SOURCE TEXT:
>>>>>

Jensen set up a multi-user network for the OEN, using a cheap personal computer and a PC-based version of the Unix operating system, thereby offering the potential for cheaper internet access than that provided by commercial mainframe systems. Together with Kirk Roberts, he founded an Internet service provider for the non-profit sector, known as "The Web". Subsequently called Web Networks, “The Web” predated the World Wide Web by three years and provided cheaper internet access for NGOs than any commercial systems available at the time. The emergence of similar movements elsewhere, such as the Institute for Global Communications (IGC Internet) in California and GreenNet in London, led to the formation of an International NGO computer network. Web Networks was a founding member of the Association for Progressive Communications (APC), established in 1992, which provides ICT policy advice and support for non-profits and similar groups and with which Jensen continues to maintain close contact.

In the early days of internet, technicians had to travel to install software and to programme code to allow different systems to communicate with each other. Jensen was one of several who travelled extensively to install software and work with local technicians to link NGO networks to APC, using a "mother system" based on that in use at IGC Internet. He worked with Pegasus Networks in Australia, and with Micro-computing for Non-Governmental Organizations (MANGO) in southern Africa, where he started to use the Fidonet bulletin-board system, which proved effective to use with the poor phone lines available in much of Africa. This innovation then took him to GreenNet in London in order to upgrade the APC system to enable the smaller NGOs using Fidonet to gateway with the APC hosts, allowing them to use directly email services and information newsgroups offered by APC members. He then returned to South Africa to install a gateway at WorkNet, the South Africa APC partner that had been set up in 1987. By the end of 1991, Jensen and others had helped join seven African countries to the APC network.

<<<<<

QUESTIONS TO ANSWER:
A. In the passage about Jensen's early network work, rewrite the paragraph that begins "In the early days of internet" as a short bulleted list that keeps its main facts.
B. Carry on the passage about Jensen's work linking NGO networks, picking up right after its final sentence.

SOURCE INFORMATION:

>>>>>

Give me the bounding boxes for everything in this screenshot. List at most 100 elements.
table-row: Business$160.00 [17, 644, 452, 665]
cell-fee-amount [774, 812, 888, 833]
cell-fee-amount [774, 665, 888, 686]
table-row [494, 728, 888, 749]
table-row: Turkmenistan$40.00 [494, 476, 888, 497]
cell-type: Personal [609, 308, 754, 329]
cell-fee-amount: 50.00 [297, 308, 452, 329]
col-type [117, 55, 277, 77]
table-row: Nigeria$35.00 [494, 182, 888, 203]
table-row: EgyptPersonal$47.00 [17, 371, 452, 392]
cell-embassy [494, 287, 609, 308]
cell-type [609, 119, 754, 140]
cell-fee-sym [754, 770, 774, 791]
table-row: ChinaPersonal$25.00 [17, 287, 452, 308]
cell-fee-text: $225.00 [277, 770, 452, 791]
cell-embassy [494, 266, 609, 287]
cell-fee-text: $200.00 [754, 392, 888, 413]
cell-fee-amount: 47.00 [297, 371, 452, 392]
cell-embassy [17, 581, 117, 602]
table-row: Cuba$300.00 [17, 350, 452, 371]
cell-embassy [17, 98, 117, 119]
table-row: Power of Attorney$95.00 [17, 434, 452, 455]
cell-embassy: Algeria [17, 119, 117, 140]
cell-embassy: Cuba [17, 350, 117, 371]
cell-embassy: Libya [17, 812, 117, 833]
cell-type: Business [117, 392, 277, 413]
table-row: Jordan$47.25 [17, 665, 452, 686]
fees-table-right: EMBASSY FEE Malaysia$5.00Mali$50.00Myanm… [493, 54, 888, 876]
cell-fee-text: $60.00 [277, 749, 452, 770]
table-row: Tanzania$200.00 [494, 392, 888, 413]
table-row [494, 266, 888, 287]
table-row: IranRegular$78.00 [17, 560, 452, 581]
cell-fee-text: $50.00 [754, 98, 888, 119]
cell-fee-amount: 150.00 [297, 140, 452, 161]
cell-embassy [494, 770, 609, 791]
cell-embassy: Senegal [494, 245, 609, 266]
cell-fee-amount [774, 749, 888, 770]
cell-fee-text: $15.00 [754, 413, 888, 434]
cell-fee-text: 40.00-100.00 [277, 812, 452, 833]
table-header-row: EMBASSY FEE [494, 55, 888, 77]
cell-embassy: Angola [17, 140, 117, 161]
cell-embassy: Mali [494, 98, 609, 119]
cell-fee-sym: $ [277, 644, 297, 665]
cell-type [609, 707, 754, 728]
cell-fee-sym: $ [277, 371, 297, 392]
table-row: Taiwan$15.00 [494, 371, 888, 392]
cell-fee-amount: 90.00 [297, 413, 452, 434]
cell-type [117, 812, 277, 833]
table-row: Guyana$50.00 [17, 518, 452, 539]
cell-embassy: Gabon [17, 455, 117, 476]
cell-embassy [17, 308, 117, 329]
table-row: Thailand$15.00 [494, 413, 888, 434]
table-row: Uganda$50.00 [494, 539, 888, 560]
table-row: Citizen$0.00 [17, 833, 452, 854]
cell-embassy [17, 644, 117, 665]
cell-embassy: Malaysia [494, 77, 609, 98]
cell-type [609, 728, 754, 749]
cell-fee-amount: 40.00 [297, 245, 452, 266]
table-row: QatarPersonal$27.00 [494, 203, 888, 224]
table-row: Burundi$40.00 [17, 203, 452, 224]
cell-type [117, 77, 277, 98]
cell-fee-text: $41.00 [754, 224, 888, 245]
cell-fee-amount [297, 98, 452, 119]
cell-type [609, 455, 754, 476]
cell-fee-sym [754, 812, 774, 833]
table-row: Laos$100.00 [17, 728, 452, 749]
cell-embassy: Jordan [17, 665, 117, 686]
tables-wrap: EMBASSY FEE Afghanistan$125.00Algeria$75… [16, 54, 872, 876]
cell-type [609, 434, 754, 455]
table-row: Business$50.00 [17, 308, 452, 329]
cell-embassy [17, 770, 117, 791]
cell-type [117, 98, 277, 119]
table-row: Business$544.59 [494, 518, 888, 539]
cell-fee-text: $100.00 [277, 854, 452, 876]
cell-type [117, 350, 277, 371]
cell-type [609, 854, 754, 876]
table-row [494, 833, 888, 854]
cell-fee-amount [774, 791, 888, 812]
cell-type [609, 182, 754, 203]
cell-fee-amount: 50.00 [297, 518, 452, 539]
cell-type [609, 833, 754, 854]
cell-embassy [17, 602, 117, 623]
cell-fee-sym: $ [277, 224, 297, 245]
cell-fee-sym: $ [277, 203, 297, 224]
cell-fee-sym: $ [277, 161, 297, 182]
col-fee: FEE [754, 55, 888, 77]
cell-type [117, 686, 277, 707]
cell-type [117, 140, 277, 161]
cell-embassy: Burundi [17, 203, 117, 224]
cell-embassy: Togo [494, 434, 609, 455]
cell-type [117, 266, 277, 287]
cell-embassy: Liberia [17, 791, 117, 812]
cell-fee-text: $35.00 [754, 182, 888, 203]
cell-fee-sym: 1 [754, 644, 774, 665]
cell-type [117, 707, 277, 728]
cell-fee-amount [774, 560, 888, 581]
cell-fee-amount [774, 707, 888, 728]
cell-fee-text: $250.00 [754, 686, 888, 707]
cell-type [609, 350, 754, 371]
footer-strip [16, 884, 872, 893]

<<<<<

EXPECTED RESPONSES:
A.
- Early internet links needed technicians to travel, install software, and write code so different systems could communicate.
- Jensen was one of several who traveled widely, working with local technicians to connect NGO networks to APC through a "mother system" modeled on the one at IGC Internet.
- He worked with Pegasus Networks in Australia and with MANGO in southern Africa.
- In southern Africa he began using the Fidonet bulletin-board system, which worked well over the poor phone lines common in much of Africa.
- At GreenNet in London he upgraded the APC system so smaller NGOs on Fidonet could gateway with APC hosts and use APC members' email services and information newsgroups directly.
- Back in South Africa, he installed a gateway at WorkNet, the South African APC partner founded in 1987.
- By the end of 1991, Jensen and others had connected seven African countries to the APC network.

B.
==Subsequent career==
Jensen then worked in other African countries to provide advice to development agencies, such as NGOs, governments, and the private sector in the development of ICT projects. His activities, which have taken him to over 45 countries in Africa and elsewhere, have ranged from ICT policy development at the national level to international fibre and rural wireless telecommunication feasibility studies. His clients have included the World Bank, the African Development Bank, the UK Department for International Development, the World Food Programme, and the Global Libraries initiative of the Bill and Melinda Gates Foundation. He has also worked with the Internet Society and with the Association for Progressive Communications (APC) as Access Specialist, responsible for coordinating policy, research, advocacy, capacity building, and communications on access. He was a member of the African Conference of Ministers' High-Level Working Group, which developed the African Information Society Initiative (AISI). He has provided advice on cross-border fibre provision in Africa and, more recently, has carried out studies of national broadband deployment in Brazil and a study of the benefits of promoting infrastructure-sharing to lower the cost of access. He has also developed national analog-to-digital TV migration strategies.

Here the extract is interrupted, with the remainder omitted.